[Entries from a dataset]
──────

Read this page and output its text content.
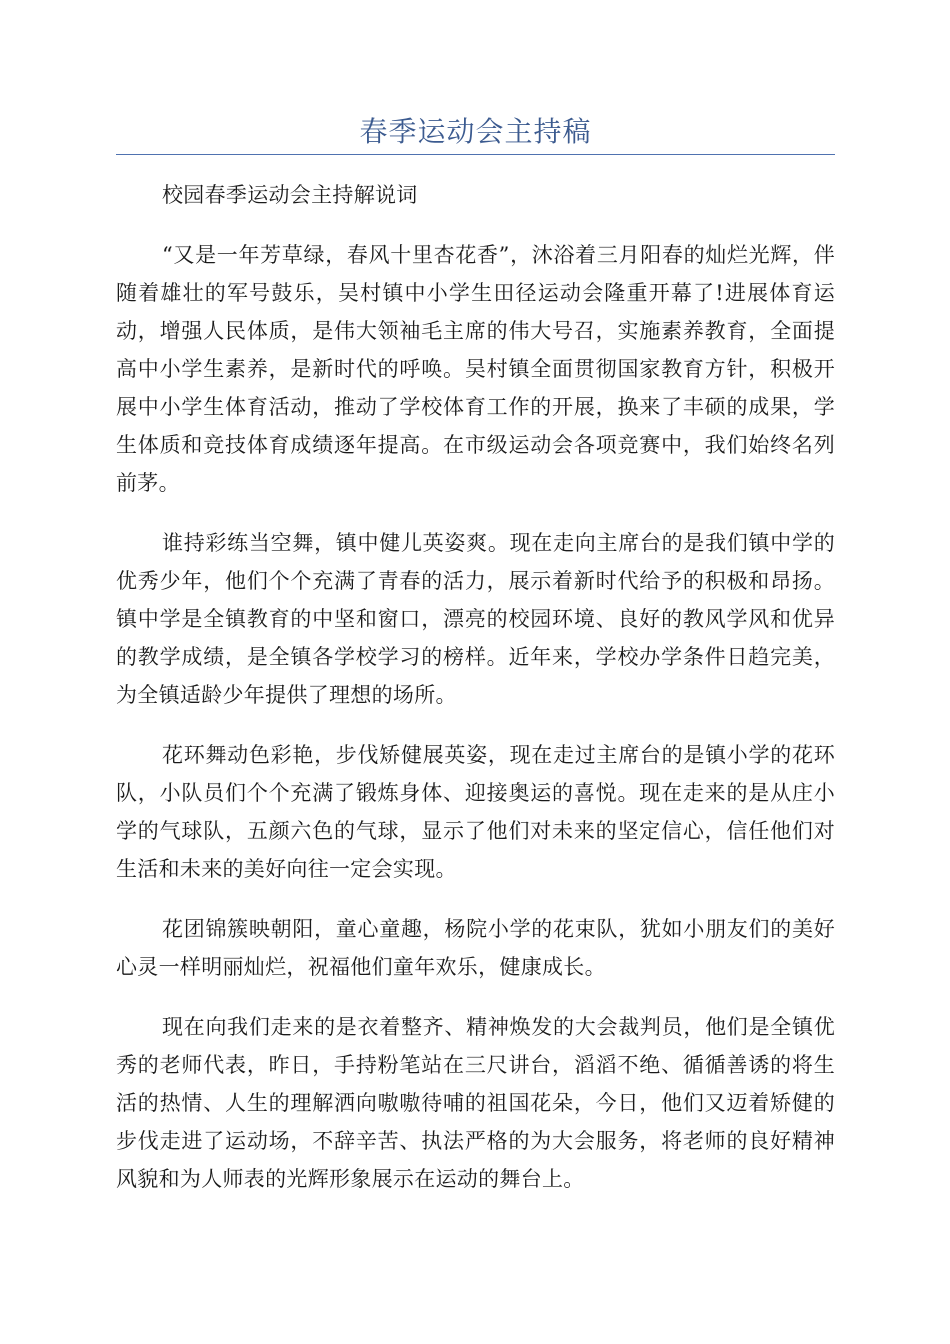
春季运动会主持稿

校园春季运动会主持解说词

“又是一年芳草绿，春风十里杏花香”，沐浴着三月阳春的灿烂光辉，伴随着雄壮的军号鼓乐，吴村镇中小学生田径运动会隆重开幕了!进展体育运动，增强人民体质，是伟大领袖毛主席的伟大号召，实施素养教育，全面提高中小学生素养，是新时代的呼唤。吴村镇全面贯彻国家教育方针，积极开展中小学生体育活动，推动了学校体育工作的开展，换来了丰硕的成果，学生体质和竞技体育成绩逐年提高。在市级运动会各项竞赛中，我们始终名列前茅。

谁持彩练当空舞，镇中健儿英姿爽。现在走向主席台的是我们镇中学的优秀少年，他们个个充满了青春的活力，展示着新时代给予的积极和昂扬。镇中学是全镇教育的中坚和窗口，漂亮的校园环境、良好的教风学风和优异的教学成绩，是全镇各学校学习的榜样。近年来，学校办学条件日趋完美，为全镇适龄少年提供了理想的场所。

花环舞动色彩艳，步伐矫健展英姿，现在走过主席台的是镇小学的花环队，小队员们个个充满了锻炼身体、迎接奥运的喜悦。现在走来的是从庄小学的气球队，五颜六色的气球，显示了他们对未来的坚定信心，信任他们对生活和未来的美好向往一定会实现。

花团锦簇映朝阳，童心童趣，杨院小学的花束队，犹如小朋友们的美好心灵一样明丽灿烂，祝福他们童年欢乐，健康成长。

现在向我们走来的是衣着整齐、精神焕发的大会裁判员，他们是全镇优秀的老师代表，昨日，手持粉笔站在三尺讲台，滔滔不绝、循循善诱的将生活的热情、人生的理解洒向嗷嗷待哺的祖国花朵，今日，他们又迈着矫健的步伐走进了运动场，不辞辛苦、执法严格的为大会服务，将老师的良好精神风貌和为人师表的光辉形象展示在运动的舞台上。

──────

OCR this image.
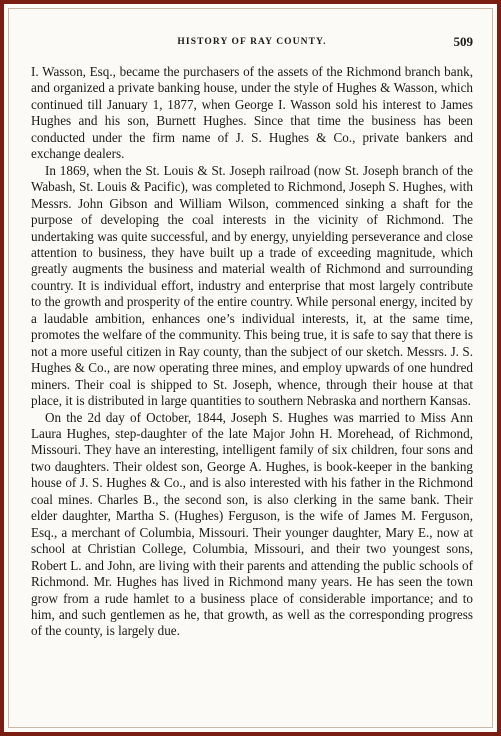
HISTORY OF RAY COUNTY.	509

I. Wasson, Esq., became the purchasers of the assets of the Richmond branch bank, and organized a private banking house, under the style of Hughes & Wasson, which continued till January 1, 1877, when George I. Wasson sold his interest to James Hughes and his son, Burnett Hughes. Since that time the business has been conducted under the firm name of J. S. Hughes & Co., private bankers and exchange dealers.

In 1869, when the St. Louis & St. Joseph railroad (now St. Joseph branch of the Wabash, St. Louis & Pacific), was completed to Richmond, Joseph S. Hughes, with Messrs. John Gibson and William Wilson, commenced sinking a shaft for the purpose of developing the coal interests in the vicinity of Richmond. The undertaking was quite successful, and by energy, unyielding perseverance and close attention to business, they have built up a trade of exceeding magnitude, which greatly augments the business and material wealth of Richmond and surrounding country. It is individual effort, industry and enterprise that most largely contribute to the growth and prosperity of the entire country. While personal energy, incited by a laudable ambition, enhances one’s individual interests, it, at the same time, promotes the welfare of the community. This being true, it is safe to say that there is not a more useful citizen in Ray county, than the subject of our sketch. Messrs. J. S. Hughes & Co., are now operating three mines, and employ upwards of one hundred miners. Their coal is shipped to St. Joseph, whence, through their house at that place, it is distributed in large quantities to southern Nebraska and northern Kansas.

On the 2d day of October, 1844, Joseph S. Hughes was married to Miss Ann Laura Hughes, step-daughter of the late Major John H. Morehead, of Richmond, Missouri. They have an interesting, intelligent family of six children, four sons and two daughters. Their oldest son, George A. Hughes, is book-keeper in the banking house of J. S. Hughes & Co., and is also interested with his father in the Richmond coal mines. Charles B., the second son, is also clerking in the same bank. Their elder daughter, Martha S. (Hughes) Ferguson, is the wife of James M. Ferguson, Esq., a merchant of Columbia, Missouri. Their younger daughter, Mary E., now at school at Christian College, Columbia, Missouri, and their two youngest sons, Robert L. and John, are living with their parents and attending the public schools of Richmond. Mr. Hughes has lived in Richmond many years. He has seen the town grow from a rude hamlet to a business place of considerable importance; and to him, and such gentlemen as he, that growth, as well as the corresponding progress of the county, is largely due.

──────

Task description = Take each line of the material that contains the word "bank" and list it.

Answer in full =
I. Wasson, Esq., became the purchasers of the assets of the Richmond branch bank, and organized a private banking house, under the style of Hughes & Wasson, which continued till January 1, 1877, when George I. Wasson sold his interest to James Hughes and his son, Burnett Hughes. Since that time the business has been conducted under the firm name of J. S. Hughes & Co., private bankers and exchange dealers.
On the 2d day of October, 1844, Joseph S. Hughes was married to Miss Ann Laura Hughes, step-daughter of the late Major John H. Morehead, of Richmond, Missouri. They have an interesting, intelligent family of six children, four sons and two daughters. Their oldest son, George A. Hughes, is book-keeper in the banking house of J. S. Hughes & Co., and is also interested with his father in the Richmond coal mines. Charles B., the second son, is also clerking in the same bank. Their elder daughter, Martha S. (Hughes) Ferguson, is the wife of James M. Ferguson, Esq., a merchant of Columbia, Missouri. Their younger daughter, Mary E., now at school at Christian College, Columbia, Missouri, and their two youngest sons, Robert L. and John, are living with their parents and attending the public schools of Richmond. Mr. Hughes has lived in Richmond many years. He has seen the town grow from a rude hamlet to a business place of considerable importance; and to him, and such gentlemen as he, that growth, as well as the corresponding progress of the county, is largely due.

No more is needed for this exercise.